(Extracted data entries)
** begin **

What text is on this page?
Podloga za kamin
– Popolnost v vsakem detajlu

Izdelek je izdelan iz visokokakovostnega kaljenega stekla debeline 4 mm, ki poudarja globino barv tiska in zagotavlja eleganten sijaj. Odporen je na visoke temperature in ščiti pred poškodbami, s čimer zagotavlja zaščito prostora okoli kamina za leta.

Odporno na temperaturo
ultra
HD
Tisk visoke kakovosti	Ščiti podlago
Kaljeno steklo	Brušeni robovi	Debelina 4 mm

** end **
** begin **

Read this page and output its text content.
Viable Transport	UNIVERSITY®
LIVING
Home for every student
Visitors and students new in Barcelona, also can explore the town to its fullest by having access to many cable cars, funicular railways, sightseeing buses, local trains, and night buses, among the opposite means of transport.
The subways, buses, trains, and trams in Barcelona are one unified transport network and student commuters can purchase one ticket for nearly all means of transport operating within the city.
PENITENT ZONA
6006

** end **
** begin **

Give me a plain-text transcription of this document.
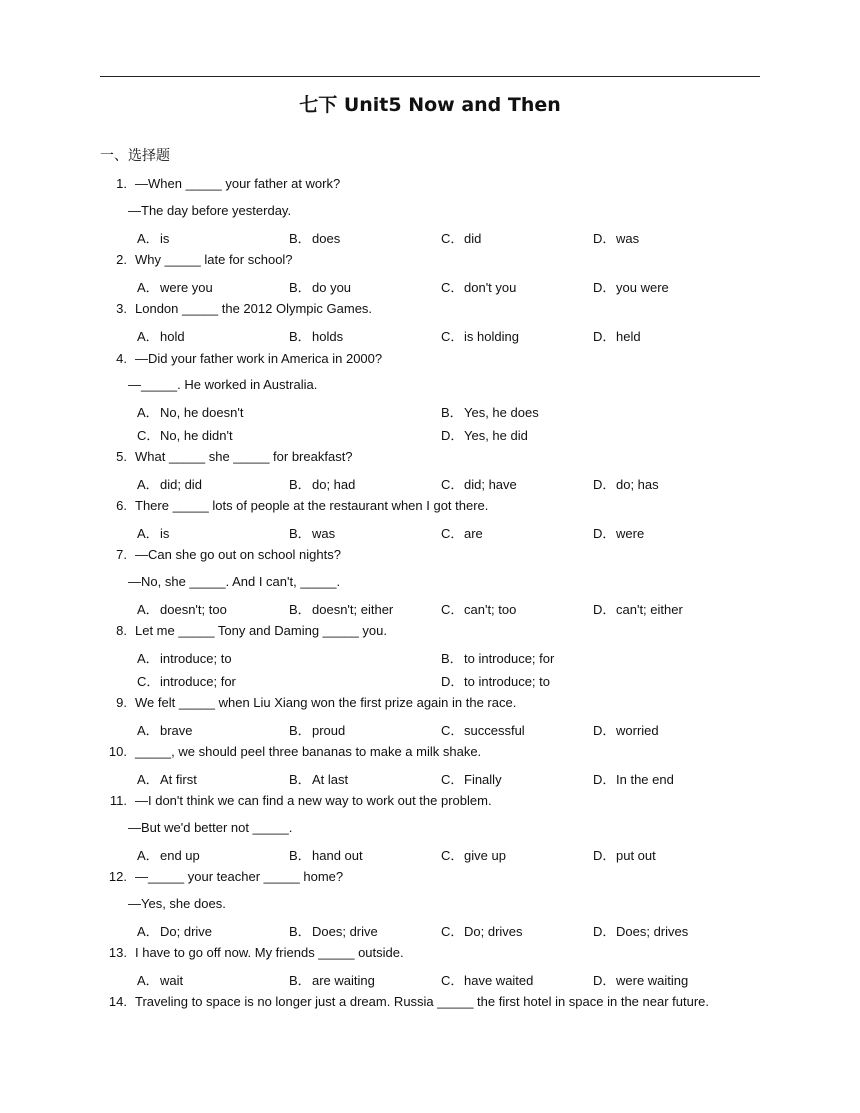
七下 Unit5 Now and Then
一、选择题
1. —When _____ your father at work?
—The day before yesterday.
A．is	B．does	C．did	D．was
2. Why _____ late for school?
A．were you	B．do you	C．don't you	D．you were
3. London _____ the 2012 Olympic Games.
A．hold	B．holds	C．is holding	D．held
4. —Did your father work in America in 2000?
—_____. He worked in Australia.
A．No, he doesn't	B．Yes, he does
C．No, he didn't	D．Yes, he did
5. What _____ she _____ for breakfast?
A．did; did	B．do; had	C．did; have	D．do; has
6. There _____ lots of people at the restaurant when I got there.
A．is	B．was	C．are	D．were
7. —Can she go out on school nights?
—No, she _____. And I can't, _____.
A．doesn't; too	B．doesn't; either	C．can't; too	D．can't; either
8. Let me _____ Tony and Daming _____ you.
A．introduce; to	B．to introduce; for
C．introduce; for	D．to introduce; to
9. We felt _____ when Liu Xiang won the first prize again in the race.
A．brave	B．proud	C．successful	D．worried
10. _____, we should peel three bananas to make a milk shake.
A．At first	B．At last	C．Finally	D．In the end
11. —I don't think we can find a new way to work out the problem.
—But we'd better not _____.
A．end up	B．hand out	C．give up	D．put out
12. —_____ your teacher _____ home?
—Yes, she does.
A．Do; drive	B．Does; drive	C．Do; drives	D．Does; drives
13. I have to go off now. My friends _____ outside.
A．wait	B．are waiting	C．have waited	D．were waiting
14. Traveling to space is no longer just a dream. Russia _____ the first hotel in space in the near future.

** end **

Goal: Gather all lines from the listing above in which "were" occurs.

Correct output:
A．were you	B．do you	C．don't you	D．you were
A．is	B．was	C．are	D．were
A．wait	B．are waiting	C．have waited	D．were waiting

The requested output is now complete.